### [SET TASK]
In the entries below, identify every line with the string "marker" and copy it.

### [Dataset excerpt]
* * * *

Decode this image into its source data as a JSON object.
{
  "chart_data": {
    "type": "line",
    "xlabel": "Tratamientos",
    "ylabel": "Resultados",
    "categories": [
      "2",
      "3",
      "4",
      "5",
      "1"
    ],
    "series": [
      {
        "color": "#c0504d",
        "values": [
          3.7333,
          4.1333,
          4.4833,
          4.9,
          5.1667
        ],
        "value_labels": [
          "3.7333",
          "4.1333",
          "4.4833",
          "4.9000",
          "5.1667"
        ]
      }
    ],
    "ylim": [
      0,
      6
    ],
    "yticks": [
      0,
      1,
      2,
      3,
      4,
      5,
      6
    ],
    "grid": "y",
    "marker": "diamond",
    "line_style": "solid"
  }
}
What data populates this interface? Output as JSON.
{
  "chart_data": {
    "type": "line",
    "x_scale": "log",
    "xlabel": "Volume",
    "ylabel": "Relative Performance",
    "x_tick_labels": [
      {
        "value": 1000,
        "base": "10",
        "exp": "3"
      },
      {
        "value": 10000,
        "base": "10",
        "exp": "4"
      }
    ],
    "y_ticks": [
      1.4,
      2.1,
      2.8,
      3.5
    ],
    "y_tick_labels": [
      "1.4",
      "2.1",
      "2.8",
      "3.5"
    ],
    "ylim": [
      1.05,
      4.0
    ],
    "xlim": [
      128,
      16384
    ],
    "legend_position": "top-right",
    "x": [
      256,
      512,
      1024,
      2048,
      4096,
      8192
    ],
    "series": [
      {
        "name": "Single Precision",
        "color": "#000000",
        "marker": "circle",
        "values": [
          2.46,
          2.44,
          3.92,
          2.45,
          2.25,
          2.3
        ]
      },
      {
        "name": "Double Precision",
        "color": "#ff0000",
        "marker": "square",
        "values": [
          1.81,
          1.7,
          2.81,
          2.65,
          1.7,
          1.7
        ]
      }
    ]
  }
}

* * * *

### [PROBLEM SOLUTION]
    "marker": "diamond",
        "marker": "circle",
        "marker": "square",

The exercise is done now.